Restate the entries below verbatim.
---- Dataset extract
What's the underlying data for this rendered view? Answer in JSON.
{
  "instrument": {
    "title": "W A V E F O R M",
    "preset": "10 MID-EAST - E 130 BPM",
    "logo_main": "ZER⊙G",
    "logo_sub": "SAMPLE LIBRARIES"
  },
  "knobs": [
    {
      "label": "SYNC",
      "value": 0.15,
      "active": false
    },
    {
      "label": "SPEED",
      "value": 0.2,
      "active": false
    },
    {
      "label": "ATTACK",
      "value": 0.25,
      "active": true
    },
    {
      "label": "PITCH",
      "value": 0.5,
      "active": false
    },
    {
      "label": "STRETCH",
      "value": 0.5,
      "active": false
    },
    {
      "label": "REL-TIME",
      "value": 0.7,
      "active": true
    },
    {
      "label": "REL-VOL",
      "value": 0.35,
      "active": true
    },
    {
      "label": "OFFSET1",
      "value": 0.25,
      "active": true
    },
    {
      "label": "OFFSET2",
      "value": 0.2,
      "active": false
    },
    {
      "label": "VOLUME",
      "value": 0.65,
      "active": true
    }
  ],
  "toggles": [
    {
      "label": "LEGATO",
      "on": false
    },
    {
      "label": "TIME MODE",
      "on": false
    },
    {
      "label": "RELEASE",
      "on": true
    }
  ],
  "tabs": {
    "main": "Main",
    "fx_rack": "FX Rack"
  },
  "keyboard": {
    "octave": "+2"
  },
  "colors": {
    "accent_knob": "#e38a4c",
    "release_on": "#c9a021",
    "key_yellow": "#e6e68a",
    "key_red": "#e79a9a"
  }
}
--------
Solution for this exercise
What's the underlying data for this rendered view? Answer in JSON.
{
  "instrument": {
    "title": "W A V E F O R M",
    "preset": "10 MID-EAST - E 130 BPM",
    "logo_main": "ZER⊙G",
    "logo_sub": "SAMPLE LIBRARIES"
  },
  "knobs": [
    {
      "label": "SYNC",
      "value": 0.15,
      "active": false
    },
    {
      "label": "SPEED",
      "value": 0.2,
      "active": false
    },
    {
      "label": "ATTACK",
      "value": 0.25,
      "active": true
    },
    {
      "label": "PITCH",
      "value": 0.5,
      "active": false
    },
    {
      "label": "STRETCH",
      "value": 0.5,
      "active": false
    },
    {
      "label": "REL-TIME",
      "value": 0.7,
      "active": true
    },
    {
      "label": "REL-VOL",
      "value": 0.35,
      "active": true
    },
    {
      "label": "OFFSET1",
      "value": 0.25,
      "active": true
    },
    {
      "label": "OFFSET2",
      "value": 0.2,
      "active": false
    },
    {
      "label": "VOLUME",
      "value": 0.65,
      "active": true
    }
  ],
  "toggles": [
    {
      "label": "LEGATO",
      "on": false
    },
    {
      "label": "TIME MODE",
      "on": false
    },
    {
      "label": "RELEASE",
      "on": true
    }
  ],
  "tabs": {
    "main": "Main",
    "fx_rack": "FX Rack"
  },
  "keyboard": {
    "octave": "+2"
  },
  "colors": {
    "accent_knob": "#e38a4c",
    "release_on": "#c9a021",
    "key_yellow": "#e6e68a",
    "key_red": "#e79a9a"
  }
}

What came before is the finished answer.